Find the lines of data that contain the string "xlabel", then list them.

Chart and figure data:
--------

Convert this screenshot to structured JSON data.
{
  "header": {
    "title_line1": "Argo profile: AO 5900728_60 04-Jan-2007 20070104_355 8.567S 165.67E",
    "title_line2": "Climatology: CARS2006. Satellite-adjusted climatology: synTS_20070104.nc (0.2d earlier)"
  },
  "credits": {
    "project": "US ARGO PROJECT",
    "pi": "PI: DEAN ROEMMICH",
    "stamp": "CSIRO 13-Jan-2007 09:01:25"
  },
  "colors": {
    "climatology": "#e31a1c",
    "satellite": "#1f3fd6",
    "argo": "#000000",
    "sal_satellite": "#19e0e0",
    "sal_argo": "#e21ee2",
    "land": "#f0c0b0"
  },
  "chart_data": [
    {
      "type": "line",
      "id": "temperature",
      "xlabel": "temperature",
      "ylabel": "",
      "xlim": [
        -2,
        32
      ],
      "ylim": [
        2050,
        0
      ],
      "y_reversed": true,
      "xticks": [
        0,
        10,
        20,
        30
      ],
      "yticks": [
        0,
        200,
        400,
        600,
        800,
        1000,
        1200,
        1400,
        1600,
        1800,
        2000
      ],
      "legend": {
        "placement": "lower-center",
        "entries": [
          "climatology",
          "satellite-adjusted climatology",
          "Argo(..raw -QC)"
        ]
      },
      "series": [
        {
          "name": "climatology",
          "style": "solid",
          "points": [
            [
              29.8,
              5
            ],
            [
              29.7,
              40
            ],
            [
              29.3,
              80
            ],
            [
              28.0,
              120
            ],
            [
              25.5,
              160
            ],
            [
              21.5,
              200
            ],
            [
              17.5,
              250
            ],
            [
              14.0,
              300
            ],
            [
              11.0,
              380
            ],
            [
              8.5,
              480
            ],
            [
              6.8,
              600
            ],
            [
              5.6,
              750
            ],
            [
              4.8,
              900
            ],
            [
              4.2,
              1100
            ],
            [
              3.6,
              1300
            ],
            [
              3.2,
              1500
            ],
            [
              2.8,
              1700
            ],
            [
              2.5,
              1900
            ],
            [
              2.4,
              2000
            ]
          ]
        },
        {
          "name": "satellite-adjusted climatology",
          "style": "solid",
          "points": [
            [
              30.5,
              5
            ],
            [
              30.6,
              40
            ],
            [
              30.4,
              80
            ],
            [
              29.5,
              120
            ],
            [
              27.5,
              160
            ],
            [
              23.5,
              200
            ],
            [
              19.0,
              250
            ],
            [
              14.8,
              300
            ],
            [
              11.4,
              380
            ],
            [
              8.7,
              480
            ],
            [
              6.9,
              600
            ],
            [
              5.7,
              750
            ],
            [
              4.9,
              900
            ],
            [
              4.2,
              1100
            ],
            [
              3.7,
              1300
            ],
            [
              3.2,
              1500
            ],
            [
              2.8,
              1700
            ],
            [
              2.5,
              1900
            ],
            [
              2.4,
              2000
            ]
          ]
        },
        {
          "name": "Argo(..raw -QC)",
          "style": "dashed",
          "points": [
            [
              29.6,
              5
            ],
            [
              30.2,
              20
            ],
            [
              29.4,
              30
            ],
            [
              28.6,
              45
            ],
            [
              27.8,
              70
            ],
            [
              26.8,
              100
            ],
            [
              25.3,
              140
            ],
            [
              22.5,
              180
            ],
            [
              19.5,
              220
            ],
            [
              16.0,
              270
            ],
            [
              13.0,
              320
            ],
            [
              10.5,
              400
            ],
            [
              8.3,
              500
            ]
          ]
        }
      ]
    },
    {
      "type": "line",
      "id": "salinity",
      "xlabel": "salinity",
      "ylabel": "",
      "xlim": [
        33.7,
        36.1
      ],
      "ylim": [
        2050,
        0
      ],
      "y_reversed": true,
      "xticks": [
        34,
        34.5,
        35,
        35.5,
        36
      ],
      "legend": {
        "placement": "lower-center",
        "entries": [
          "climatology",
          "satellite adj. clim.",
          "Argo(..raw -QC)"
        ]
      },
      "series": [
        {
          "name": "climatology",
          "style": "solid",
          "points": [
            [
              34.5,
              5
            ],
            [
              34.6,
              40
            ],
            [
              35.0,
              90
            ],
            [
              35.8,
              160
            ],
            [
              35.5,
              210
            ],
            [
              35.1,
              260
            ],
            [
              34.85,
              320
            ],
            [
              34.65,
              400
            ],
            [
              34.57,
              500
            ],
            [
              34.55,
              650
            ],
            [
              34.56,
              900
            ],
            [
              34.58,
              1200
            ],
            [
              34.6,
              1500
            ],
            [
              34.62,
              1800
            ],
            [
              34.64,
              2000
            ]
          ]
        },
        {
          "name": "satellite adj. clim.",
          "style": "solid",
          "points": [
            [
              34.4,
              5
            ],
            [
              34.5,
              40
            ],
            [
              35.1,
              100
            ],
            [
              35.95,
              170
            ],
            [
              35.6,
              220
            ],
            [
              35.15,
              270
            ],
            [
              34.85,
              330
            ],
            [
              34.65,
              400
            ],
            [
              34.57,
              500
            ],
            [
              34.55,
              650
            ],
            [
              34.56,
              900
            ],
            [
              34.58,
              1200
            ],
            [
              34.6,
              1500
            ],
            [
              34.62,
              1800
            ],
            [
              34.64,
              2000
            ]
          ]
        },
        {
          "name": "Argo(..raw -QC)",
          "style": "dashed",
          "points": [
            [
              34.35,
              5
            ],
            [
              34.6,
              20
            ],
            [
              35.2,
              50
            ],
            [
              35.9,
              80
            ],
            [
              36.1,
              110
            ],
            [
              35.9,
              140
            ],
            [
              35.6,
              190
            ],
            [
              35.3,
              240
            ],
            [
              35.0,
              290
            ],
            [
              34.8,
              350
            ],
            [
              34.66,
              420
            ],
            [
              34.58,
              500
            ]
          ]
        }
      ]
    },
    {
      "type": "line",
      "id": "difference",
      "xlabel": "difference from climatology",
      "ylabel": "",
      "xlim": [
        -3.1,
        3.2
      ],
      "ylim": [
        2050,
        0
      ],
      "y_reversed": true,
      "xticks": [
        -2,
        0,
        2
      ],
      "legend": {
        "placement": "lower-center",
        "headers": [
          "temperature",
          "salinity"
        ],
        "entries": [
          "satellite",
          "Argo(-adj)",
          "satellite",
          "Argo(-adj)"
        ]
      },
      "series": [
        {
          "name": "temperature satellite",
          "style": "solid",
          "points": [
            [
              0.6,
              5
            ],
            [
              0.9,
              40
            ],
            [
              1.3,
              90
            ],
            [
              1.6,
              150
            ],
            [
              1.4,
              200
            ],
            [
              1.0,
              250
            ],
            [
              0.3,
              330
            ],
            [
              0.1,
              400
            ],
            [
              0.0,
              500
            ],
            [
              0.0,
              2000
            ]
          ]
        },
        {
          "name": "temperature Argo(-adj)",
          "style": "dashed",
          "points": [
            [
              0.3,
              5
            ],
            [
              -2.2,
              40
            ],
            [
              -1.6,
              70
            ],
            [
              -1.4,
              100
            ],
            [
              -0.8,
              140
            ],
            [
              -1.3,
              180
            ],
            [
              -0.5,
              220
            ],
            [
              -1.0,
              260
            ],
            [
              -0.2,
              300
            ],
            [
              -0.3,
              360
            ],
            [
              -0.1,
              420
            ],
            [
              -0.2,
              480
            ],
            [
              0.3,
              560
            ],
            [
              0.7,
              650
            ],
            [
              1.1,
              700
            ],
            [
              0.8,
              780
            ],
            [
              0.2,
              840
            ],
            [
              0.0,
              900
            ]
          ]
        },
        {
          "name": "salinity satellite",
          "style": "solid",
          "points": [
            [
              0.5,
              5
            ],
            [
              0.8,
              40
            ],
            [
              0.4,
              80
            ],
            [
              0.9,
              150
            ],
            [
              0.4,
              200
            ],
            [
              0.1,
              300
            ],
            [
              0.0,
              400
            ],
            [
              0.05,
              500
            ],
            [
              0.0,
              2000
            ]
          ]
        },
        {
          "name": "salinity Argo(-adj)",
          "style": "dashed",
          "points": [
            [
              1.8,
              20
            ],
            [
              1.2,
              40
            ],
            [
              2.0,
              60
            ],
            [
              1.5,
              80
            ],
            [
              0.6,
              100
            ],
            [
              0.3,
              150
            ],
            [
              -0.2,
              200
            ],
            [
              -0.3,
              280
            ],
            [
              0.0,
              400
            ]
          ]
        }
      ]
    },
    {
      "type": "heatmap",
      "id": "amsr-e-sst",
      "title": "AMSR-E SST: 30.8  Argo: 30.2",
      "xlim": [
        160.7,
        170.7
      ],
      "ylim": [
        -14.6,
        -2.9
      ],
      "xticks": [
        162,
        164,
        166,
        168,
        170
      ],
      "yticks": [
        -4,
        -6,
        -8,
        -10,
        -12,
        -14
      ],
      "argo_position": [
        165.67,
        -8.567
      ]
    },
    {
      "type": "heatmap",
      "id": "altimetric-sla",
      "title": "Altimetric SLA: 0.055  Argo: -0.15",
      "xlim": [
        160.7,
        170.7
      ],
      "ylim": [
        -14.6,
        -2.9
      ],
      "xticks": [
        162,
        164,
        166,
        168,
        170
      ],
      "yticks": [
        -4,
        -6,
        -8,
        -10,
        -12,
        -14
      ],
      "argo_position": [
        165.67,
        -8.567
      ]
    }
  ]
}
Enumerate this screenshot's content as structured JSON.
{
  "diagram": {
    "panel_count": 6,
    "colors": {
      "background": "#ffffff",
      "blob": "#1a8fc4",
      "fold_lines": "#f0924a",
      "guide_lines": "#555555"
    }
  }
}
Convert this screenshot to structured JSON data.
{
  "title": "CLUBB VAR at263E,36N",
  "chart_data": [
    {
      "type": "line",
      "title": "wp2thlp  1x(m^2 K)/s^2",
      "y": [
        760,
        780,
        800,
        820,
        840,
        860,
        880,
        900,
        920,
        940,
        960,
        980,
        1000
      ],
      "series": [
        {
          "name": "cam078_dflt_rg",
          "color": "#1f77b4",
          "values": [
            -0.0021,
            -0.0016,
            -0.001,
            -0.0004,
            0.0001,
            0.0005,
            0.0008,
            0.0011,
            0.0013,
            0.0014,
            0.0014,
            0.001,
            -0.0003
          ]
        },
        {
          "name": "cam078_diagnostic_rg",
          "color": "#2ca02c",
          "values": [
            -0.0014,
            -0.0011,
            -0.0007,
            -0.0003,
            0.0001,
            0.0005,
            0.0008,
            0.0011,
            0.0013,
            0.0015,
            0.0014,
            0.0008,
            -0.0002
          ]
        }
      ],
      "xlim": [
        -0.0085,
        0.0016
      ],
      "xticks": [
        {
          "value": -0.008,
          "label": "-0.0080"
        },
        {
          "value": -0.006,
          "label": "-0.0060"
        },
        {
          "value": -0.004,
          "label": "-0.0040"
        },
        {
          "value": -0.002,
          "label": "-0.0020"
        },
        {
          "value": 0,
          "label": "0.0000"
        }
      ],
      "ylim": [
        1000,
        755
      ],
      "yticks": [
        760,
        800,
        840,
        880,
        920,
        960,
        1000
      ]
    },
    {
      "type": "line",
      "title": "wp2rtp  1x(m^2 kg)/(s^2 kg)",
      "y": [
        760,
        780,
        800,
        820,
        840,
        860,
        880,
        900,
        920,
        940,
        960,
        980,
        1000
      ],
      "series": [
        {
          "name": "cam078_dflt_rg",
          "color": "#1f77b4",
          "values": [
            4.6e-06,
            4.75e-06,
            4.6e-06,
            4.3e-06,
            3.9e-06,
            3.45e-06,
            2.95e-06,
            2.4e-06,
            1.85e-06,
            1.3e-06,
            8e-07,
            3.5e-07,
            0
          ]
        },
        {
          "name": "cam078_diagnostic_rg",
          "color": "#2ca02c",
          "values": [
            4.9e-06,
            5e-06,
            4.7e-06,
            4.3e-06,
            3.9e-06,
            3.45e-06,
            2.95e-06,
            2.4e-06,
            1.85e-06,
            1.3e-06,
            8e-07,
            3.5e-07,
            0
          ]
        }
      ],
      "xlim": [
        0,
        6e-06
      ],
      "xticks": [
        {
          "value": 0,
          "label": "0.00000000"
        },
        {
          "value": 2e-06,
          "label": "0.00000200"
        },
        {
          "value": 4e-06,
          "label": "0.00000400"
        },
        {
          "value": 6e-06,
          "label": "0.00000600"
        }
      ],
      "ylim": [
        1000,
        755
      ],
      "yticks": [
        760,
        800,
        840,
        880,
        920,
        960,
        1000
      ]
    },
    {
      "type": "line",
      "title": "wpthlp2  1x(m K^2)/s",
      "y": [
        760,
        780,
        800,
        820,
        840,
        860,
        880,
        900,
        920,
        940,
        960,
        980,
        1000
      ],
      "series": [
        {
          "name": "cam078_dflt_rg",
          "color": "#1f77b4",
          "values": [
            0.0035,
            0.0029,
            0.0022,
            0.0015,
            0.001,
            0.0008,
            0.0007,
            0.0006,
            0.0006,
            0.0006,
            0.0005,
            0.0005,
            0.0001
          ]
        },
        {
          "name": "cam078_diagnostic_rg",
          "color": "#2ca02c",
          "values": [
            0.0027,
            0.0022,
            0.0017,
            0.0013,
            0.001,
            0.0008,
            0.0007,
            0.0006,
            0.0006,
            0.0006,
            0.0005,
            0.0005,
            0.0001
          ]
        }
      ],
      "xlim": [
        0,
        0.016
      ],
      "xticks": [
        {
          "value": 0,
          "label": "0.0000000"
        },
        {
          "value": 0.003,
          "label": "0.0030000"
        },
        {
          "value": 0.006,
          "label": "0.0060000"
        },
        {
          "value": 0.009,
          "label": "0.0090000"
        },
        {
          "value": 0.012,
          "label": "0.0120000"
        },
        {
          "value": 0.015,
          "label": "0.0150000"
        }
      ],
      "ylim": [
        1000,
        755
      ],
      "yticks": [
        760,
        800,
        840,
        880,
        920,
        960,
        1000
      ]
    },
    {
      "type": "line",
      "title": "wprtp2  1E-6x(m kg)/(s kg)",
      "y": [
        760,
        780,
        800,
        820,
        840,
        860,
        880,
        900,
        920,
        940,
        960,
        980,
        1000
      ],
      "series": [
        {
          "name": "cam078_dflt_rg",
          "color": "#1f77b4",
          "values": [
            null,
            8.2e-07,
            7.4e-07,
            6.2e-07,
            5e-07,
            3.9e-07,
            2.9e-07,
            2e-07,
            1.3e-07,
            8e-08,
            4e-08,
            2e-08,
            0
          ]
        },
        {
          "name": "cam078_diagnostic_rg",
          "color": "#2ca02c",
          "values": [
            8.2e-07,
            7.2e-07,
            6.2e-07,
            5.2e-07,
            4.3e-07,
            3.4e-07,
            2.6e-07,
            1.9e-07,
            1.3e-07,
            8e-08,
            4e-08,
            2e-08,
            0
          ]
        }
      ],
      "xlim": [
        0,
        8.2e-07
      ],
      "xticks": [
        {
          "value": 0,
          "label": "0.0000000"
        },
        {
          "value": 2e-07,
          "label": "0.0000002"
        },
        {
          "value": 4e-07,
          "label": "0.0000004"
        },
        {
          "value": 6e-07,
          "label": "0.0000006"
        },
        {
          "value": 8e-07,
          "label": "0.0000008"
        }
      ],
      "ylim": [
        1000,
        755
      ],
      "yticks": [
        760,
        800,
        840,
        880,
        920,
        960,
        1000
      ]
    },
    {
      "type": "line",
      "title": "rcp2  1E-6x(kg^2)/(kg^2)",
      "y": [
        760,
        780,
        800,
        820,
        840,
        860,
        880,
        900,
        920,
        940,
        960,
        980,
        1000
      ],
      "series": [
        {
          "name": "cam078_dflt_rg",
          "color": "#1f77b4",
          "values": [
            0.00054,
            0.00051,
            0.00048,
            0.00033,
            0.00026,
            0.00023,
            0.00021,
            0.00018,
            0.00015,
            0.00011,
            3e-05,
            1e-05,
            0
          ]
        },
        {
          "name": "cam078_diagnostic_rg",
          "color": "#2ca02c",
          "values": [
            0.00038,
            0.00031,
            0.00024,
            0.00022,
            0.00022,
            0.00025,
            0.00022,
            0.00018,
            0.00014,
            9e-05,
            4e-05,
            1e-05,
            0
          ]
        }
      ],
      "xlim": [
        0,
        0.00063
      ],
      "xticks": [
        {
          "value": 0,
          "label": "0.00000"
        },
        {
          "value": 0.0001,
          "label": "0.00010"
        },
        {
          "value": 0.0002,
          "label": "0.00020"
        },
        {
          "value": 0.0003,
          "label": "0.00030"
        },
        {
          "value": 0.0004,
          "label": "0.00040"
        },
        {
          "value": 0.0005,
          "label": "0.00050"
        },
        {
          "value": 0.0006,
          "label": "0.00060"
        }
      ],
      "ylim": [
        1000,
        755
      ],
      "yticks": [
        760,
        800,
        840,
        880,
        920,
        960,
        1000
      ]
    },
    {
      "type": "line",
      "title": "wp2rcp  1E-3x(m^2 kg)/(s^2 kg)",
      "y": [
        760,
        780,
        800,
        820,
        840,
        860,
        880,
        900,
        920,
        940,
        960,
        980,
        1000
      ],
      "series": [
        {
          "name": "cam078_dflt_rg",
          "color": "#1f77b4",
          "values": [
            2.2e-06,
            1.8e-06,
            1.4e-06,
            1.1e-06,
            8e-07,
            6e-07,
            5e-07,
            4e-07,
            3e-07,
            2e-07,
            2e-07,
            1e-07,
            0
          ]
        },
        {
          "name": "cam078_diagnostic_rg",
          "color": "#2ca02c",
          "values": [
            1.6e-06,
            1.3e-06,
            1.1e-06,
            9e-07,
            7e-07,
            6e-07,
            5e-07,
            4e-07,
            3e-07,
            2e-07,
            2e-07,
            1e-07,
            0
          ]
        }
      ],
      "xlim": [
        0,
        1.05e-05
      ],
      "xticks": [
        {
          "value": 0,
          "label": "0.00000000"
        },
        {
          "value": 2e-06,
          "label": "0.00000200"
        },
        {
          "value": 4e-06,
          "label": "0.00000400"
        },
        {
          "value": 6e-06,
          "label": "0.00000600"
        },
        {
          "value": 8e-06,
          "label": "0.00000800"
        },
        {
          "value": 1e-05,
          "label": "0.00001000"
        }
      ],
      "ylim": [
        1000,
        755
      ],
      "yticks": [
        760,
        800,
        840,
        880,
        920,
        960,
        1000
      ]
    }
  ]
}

--------

SOLUTION FOR THIS PROBLEM:
      "xlabel": "temperature",
      "xlabel": "salinity",
      "xlabel": "difference from climatology",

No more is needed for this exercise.